## Stated goal:
Leave out the pictures and transcribe everything else exactly.

## Entries supplied:
============================================================

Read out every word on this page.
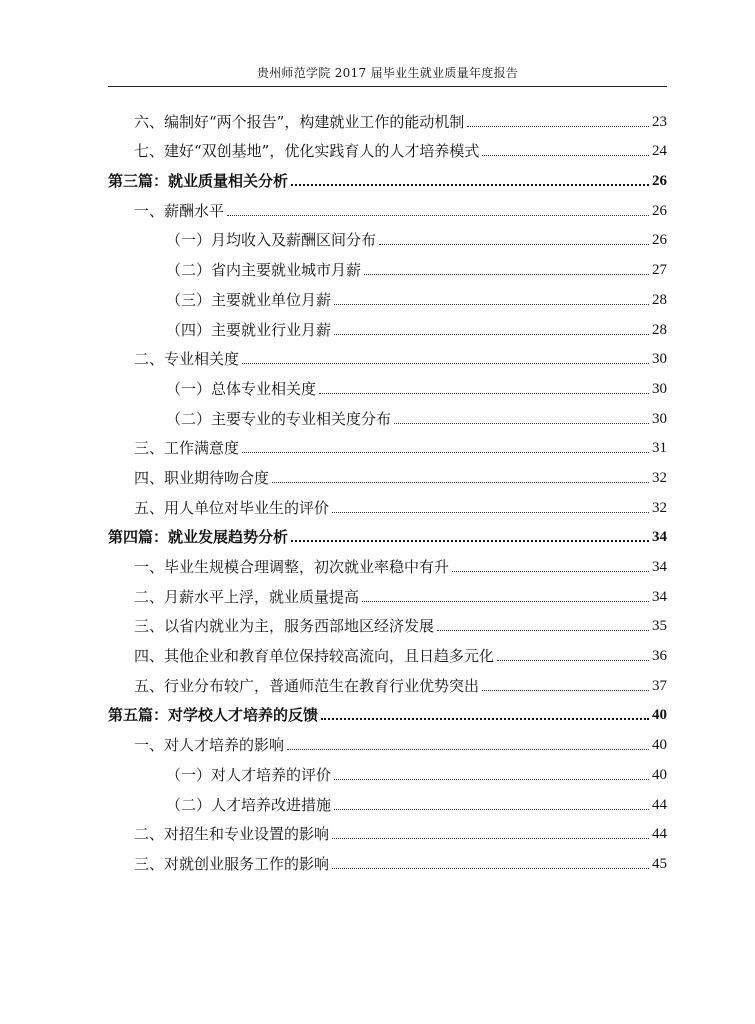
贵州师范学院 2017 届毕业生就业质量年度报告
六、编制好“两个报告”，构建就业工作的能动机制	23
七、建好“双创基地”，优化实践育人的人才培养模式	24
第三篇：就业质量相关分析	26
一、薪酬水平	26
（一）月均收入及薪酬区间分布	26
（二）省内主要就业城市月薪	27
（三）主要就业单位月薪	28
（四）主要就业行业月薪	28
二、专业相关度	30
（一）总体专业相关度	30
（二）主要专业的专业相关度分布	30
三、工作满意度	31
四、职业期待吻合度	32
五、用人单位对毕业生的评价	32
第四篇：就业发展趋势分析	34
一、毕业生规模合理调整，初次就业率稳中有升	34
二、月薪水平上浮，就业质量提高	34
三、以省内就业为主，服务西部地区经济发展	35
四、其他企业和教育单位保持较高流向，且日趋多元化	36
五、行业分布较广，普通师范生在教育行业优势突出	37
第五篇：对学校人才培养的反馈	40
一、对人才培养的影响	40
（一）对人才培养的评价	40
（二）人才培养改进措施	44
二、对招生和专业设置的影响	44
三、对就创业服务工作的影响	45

============================================================

## Response for this exercise:
Read out every word on this page.
贵州师范学院 2017 届毕业生就业质量年度报告
六、编制好“两个报告”，构建就业工作的能动机制	23
七、建好“双创基地”，优化实践育人的人才培养模式	24
第三篇：就业质量相关分析	26
一、薪酬水平	26
（一）月均收入及薪酬区间分布	26
（二）省内主要就业城市月薪	27
（三）主要就业单位月薪	28
（四）主要就业行业月薪	28
二、专业相关度	30
（一）总体专业相关度	30
（二）主要专业的专业相关度分布	30
三、工作满意度	31
四、职业期待吻合度	32
五、用人单位对毕业生的评价	32
第四篇：就业发展趋势分析	34
一、毕业生规模合理调整，初次就业率稳中有升	34
二、月薪水平上浮，就业质量提高	34
三、以省内就业为主，服务西部地区经济发展	35
四、其他企业和教育单位保持较高流向，且日趋多元化	36
五、行业分布较广，普通师范生在教育行业优势突出	37
第五篇：对学校人才培养的反馈	40
一、对人才培养的影响	40
（一）对人才培养的评价	40
（二）人才培养改进措施	44
二、对招生和专业设置的影响	44
三、对就创业服务工作的影响	45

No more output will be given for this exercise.